[Spatial layout data]
begin

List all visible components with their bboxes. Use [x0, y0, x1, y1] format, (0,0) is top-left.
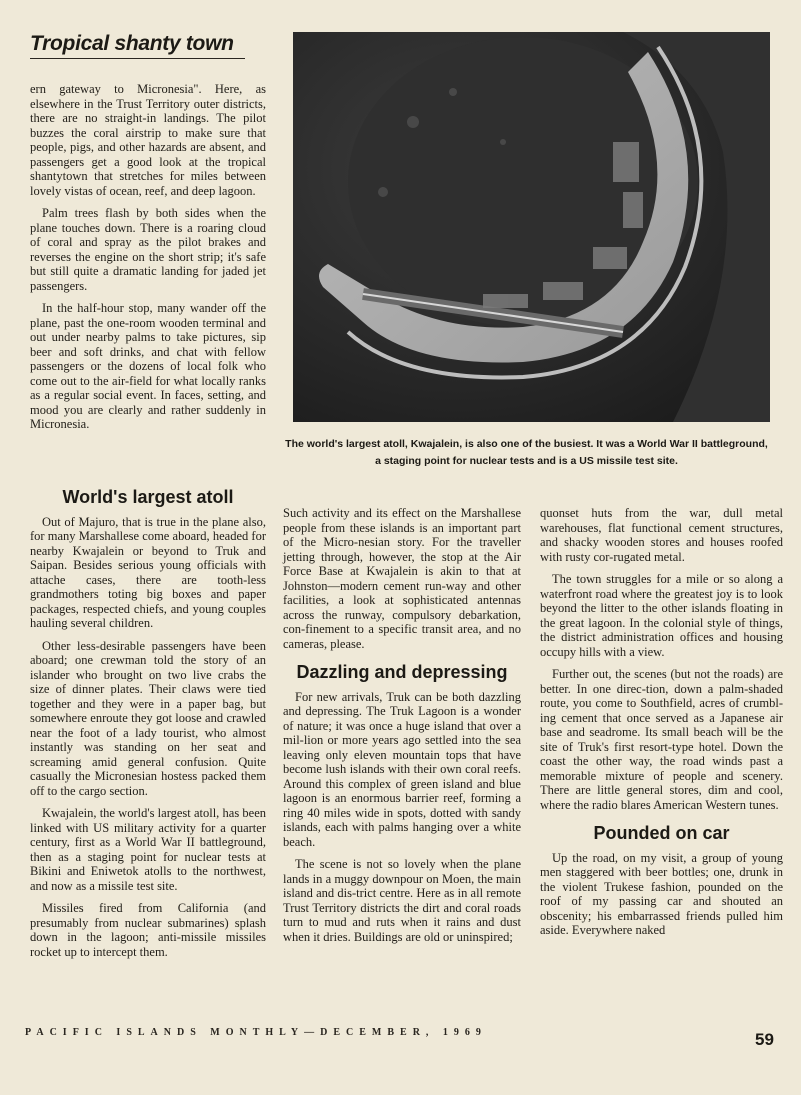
body-paragraph: The scene is not so lovely when the plane lands in a muggy downpour on Moen, the main island and dis-trict centre. Here as in all remote Trust Territory districts the dirt and coral roads turn to mud and ruts when it rains and dust when it dries. Buildings are old or uninspired; [283, 857, 521, 944]
body-paragraph: Out of Majuro, that is true in the plane also, for many Marshallese come aboard, headed for nearby Kwajalein or beyond to Truk and Saipan. Besides serious young officials with attache cases, there are tooth-less grandmothers toting big boxes and paper packages, respected chiefs, and young couples hauling several children. [30, 514, 266, 630]
body-paragraph: Further out, the scenes (but not the roads) are better. In one direc-tion, down a palm-shaded route, you come to Southfield, acres of crumbl-ing cement that once served as a Japanese air base and seadrome. Its small beach will be the site of Truk's first resort-type hotel. Down the coast the other way, the road winds past a memorable mixture of people and scenery. There are little general stores, dim and cool, where the radio blares American Western tunes. [540, 667, 783, 812]
body-paragraph: Such activity and its effect on the Marshallese people from these islands is an important part of the Micro-nesian story. For the traveller jetting through, however, the stop at the Air Force Base at Kwajalein is akin to that at Johnston—modern cement run-way and other facilities, a look at sophisticated antennas across the runway, compulsory debarkation, con-finement to a specific transit area, and no cameras, please. [283, 506, 521, 651]
body-paragraph: Other less-desirable passengers have been aboard; one crewman told the story of an islander who brought on two live crabs the size of dinner plates. Their claws were tied together and they were in a paper bag, but somewhere enroute they got loose and crawled near the foot of a lady tourist, who almost instantly was standing on her seat and screaming amid general confusion. Quite casually the Micronesian hostess packed them off to the cargo section. [30, 638, 266, 798]
intro-column [30, 82, 266, 440]
page-number: 59 [755, 1030, 774, 1049]
section-heading: Dazzling and depressing [296, 662, 508, 682]
magazine-footer: PACIFIC ISLANDS MONTHLY—DECEMBER, 1969 [25, 1027, 487, 1038]
body-paragraph: Up the road, on my visit, a group of young men staggered with beer bottles; one, drunk in the violent Trukese fashion, pounded on the roof of my passing car and shouted an obscenity; his embarrassed friends pulled him aside. Everywhere naked [540, 850, 783, 937]
intro-paragraph: In the half-hour stop, many wander off the plane, past the one-room wooden terminal and out under nearby palms to take pictures, sip beer and soft drinks, and chat with fellow passengers or the dozens of local folk who come out to the air-field for what locally ranks as a regular social event. In faces, setting, and mood you are clearly and rather suddenly in Micronesia. [30, 301, 266, 431]
section-heading: Pounded on car [593, 823, 730, 843]
body-paragraph: The town struggles for a mile or so along a waterfront road where the greatest joy is to look beyond the litter to the other islands floating in the great lagoon. In the colonial style of things, the district administration offices and housing occupy hills with a view. [540, 572, 783, 659]
atoll-photo-graphic [293, 32, 770, 422]
section-heading: World's largest atoll [62, 487, 234, 507]
right-column [540, 506, 783, 946]
body-paragraph: Missiles fired from California (and presumably from nuclear submarines) splash down in the lagoon; anti-missile missiles rocket up to intercept them. [30, 901, 266, 959]
section-world-largest-atoll [30, 487, 266, 967]
intro-paragraph: Palm trees flash by both sides when the plane touches down. There is a roaring cloud of coral and spray as the pilot brakes and reverses the engine on the short strip; it's safe but still quite a dramatic landing for jaded jet passengers. [30, 206, 266, 293]
intro-paragraph: ern gateway to Micronesia". Here, as elsewhere in the Trust Territory outer districts, there are no straight-in landings. The pilot buzzes the coral airstrip to make sure that people, pigs, and other hazards are absent, and passengers get a good look at the tropical shantytown that stretches for miles between lovely vistas of ocean, reef, and deep lagoon. [30, 82, 266, 198]
kwajalein-aerial-photo [293, 32, 770, 422]
body-paragraph: For new arrivals, Truk can be both dazzling and depressing. The Truk Lagoon is a wonder of nature; it was once a huge island that over a mil-lion or more years ago settled into the sea leaving only eleven mountain tops that have become lush islands with their own coral reefs. Around this complex of green island and blue lagoon is an enormous barrier reef, forming a ring 40 miles wide in spots, dotted with sandy islands, each with palms hanging over a white beach. [283, 689, 521, 849]
page-kicker: Tropical shanty town [30, 32, 245, 59]
photo-caption: The world's largest atoll, Kwajalein, is also one of the busiest. It was a World War II battleground, a staging point for nuclear tests and is a US missile test site. [285, 438, 768, 467]
body-paragraph: quonset huts from the war, dull metal warehouses, flat functional cement structures, and shacky wooden stores and houses roofed with rusty cor-rugated metal. [540, 506, 783, 564]
body-paragraph: Kwajalein, the world's largest atoll, has been linked with US military activity for a quarter century, first as a World War II battleground, then as a staging point for nuclear tests at Bikini and Eniwetok atolls to the northwest, and now as a missile test site. [30, 806, 266, 893]
middle-column [283, 506, 521, 952]
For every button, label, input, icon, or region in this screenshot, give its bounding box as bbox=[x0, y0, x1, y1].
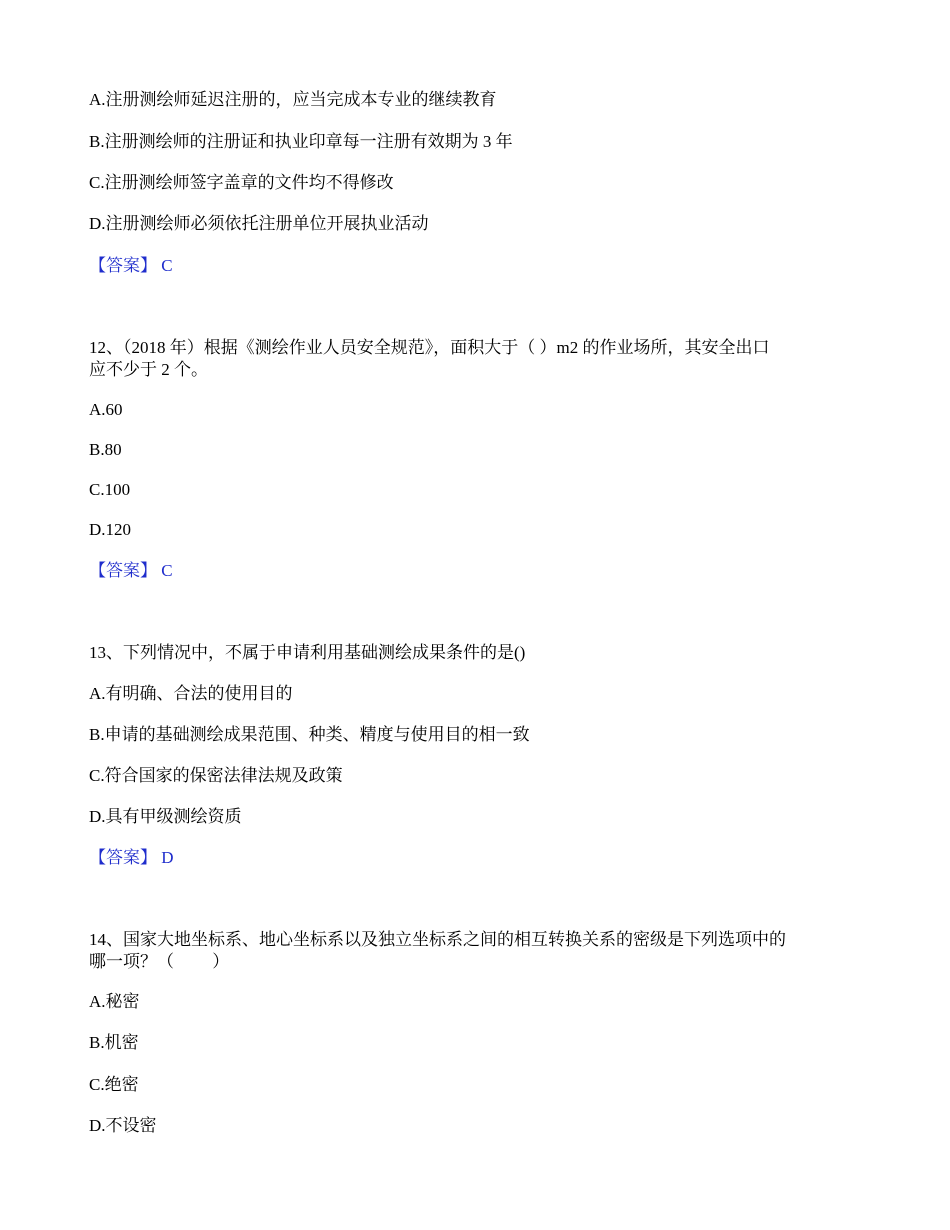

end

EXERCISE OBJECTIVE: Could you write out, unchanged, the lines of the material from the one containing "body-paragraph: The scene" through the one containing "body-paragraph: Further out, the", including both of those lines?

EXERCISE RESULT:
body-paragraph: The scene is not so lovely when the plane lands in a muggy downpour on Moen, the main island and dis-trict centre. Here as in all remote Trust Territory districts the dirt and coral roads turn to mud and ruts when it rains and dust when it dries. Buildings are old or uninspired; [283, 857, 521, 944]
body-paragraph: Out of Majuro, that is true in the plane also, for many Marshallese come aboard, headed for nearby Kwajalein or beyond to Truk and Saipan. Besides serious young officials with attache cases, there are tooth-less grandmothers toting big boxes and paper packages, respected chiefs, and young couples hauling several children. [30, 514, 266, 630]
body-paragraph: Further out, the scenes (but not the roads) are better. In one direc-tion, down a palm-shaded route, you come to Southfield, acres of crumbl-ing cement that once served as a Japanese air base and seadrome. Its small beach will be the site of Truk's first resort-type hotel. Down the coast the other way, the road winds past a memorable mixture of people and scenery. There are little general stores, dim and cool, where the radio blares American Western tunes. [540, 667, 783, 812]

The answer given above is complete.